[THE PROBLEM]:
Your answer should be one number: how many lines below have the word "komfyrer".

════════

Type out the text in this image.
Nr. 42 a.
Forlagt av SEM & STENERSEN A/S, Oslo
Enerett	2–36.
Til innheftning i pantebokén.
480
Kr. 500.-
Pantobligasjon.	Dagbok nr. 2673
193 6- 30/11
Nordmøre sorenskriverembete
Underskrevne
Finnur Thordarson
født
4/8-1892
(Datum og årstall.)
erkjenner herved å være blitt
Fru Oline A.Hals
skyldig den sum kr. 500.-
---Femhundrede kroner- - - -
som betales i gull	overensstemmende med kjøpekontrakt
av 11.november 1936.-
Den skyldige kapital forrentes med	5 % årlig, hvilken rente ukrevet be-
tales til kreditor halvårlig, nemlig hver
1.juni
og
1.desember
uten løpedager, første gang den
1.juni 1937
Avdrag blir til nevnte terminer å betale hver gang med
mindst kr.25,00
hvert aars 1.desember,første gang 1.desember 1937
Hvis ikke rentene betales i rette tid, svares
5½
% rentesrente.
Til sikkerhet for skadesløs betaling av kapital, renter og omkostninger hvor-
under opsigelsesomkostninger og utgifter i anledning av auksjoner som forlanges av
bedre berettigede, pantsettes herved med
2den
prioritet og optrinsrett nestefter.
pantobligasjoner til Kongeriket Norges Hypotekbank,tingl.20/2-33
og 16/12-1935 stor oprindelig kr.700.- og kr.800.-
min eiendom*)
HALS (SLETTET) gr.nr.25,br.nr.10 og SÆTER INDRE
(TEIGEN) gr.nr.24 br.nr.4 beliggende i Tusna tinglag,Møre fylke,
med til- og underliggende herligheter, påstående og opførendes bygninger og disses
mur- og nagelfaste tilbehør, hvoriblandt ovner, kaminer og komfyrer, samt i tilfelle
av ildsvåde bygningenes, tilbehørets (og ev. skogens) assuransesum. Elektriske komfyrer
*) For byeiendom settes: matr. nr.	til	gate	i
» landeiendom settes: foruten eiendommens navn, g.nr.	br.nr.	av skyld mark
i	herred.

════════

[WRITTEN ANSWER]:
2